### Material
--- Start ---

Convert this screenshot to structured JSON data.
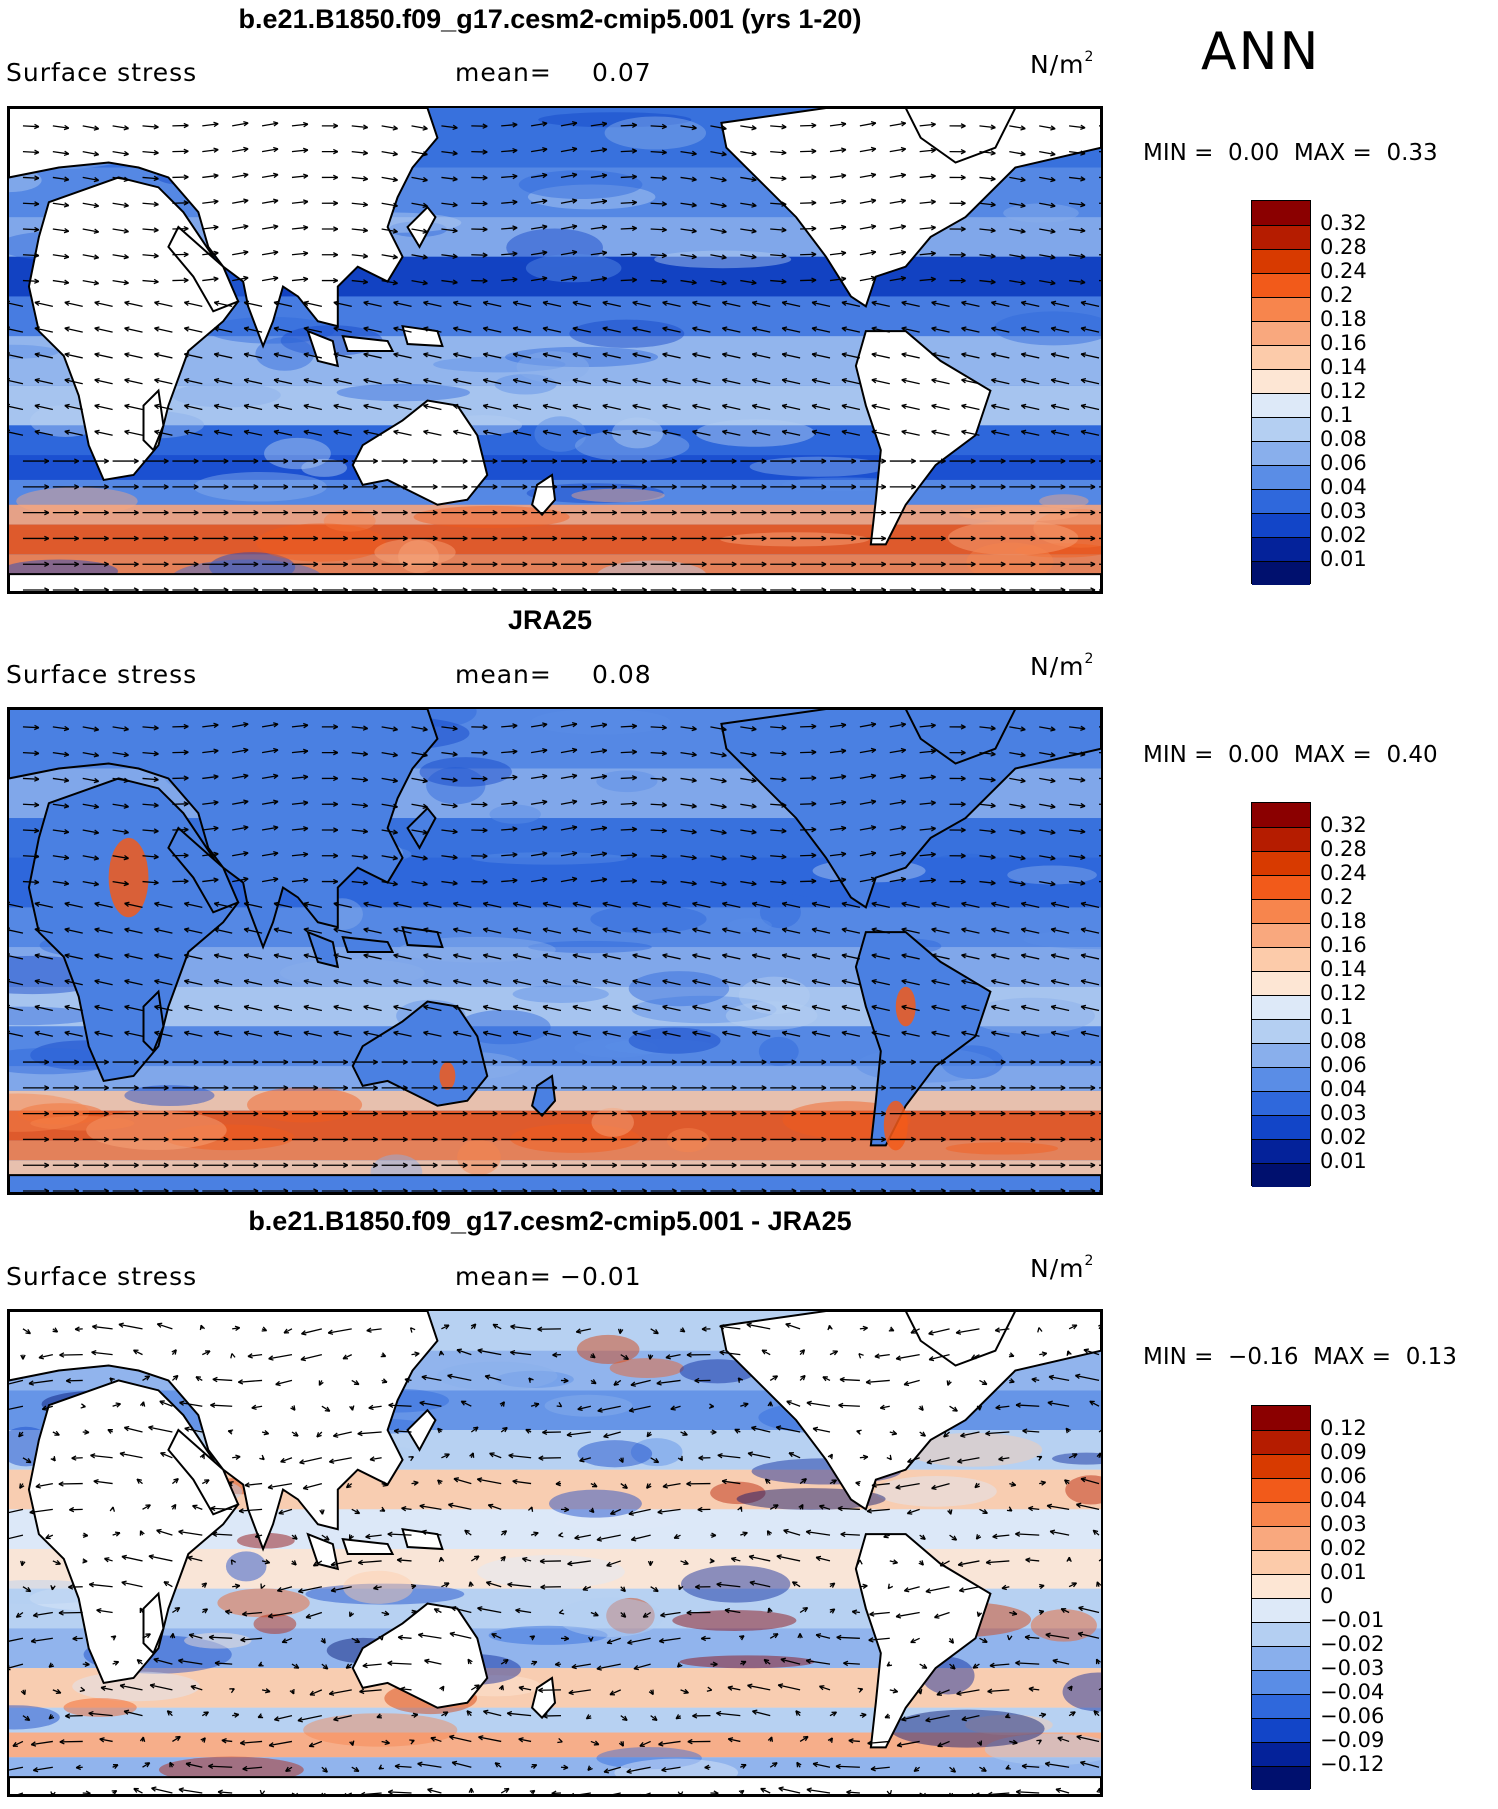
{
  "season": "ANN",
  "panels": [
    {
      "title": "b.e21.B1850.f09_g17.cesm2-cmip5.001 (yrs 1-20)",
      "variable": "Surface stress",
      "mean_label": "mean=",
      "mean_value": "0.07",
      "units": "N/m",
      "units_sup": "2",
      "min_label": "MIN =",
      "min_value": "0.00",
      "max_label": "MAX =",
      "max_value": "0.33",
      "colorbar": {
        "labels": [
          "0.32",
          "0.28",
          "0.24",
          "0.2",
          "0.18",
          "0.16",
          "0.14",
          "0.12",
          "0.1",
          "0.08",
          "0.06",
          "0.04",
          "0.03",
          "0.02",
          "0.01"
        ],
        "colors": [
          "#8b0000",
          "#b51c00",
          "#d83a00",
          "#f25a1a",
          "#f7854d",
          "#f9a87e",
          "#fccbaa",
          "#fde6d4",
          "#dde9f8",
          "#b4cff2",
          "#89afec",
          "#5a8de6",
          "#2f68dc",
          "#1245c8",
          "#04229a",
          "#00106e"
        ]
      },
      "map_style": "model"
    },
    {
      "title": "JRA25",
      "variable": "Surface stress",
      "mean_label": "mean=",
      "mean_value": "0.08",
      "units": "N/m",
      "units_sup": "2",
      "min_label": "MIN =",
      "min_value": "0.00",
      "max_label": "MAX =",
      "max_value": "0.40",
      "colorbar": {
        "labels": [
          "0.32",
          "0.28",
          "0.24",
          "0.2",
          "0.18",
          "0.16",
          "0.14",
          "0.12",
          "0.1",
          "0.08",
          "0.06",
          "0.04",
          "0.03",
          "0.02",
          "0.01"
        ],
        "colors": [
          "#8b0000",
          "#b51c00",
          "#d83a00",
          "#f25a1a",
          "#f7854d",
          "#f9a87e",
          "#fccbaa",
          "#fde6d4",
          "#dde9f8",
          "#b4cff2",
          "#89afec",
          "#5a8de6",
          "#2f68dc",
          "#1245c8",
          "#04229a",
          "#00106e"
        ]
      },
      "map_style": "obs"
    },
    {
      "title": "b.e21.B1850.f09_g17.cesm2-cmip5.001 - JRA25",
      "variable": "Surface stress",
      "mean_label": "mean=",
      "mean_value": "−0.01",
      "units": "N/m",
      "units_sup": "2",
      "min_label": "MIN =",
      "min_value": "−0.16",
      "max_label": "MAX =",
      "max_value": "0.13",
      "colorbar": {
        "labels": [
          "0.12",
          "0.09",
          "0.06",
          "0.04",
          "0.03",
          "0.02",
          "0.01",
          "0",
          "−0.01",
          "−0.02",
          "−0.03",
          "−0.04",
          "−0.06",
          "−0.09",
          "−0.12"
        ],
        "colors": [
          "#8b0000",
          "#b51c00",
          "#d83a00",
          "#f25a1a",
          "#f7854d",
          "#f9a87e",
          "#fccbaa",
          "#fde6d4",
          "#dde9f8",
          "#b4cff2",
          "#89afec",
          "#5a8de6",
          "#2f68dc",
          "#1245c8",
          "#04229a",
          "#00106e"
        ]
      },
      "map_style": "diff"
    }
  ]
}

--- End ---

### Work instructions
Each record above should be copied character for character, with pictures dropped.

### Task output
Convert this screenshot to structured JSON data.
{
  "season": "ANN",
  "panels": [
    {
      "title": "b.e21.B1850.f09_g17.cesm2-cmip5.001 (yrs 1-20)",
      "variable": "Surface stress",
      "mean_label": "mean=",
      "mean_value": "0.07",
      "units": "N/m",
      "units_sup": "2",
      "min_label": "MIN =",
      "min_value": "0.00",
      "max_label": "MAX =",
      "max_value": "0.33",
      "colorbar": {
        "labels": [
          "0.32",
          "0.28",
          "0.24",
          "0.2",
          "0.18",
          "0.16",
          "0.14",
          "0.12",
          "0.1",
          "0.08",
          "0.06",
          "0.04",
          "0.03",
          "0.02",
          "0.01"
        ],
        "colors": [
          "#8b0000",
          "#b51c00",
          "#d83a00",
          "#f25a1a",
          "#f7854d",
          "#f9a87e",
          "#fccbaa",
          "#fde6d4",
          "#dde9f8",
          "#b4cff2",
          "#89afec",
          "#5a8de6",
          "#2f68dc",
          "#1245c8",
          "#04229a",
          "#00106e"
        ]
      },
      "map_style": "model"
    },
    {
      "title": "JRA25",
      "variable": "Surface stress",
      "mean_label": "mean=",
      "mean_value": "0.08",
      "units": "N/m",
      "units_sup": "2",
      "min_label": "MIN =",
      "min_value": "0.00",
      "max_label": "MAX =",
      "max_value": "0.40",
      "colorbar": {
        "labels": [
          "0.32",
          "0.28",
          "0.24",
          "0.2",
          "0.18",
          "0.16",
          "0.14",
          "0.12",
          "0.1",
          "0.08",
          "0.06",
          "0.04",
          "0.03",
          "0.02",
          "0.01"
        ],
        "colors": [
          "#8b0000",
          "#b51c00",
          "#d83a00",
          "#f25a1a",
          "#f7854d",
          "#f9a87e",
          "#fccbaa",
          "#fde6d4",
          "#dde9f8",
          "#b4cff2",
          "#89afec",
          "#5a8de6",
          "#2f68dc",
          "#1245c8",
          "#04229a",
          "#00106e"
        ]
      },
      "map_style": "obs"
    },
    {
      "title": "b.e21.B1850.f09_g17.cesm2-cmip5.001 - JRA25",
      "variable": "Surface stress",
      "mean_label": "mean=",
      "mean_value": "−0.01",
      "units": "N/m",
      "units_sup": "2",
      "min_label": "MIN =",
      "min_value": "−0.16",
      "max_label": "MAX =",
      "max_value": "0.13",
      "colorbar": {
        "labels": [
          "0.12",
          "0.09",
          "0.06",
          "0.04",
          "0.03",
          "0.02",
          "0.01",
          "0",
          "−0.01",
          "−0.02",
          "−0.03",
          "−0.04",
          "−0.06",
          "−0.09",
          "−0.12"
        ],
        "colors": [
          "#8b0000",
          "#b51c00",
          "#d83a00",
          "#f25a1a",
          "#f7854d",
          "#f9a87e",
          "#fccbaa",
          "#fde6d4",
          "#dde9f8",
          "#b4cff2",
          "#89afec",
          "#5a8de6",
          "#2f68dc",
          "#1245c8",
          "#04229a",
          "#00106e"
        ]
      },
      "map_style": "diff"
    }
  ]
}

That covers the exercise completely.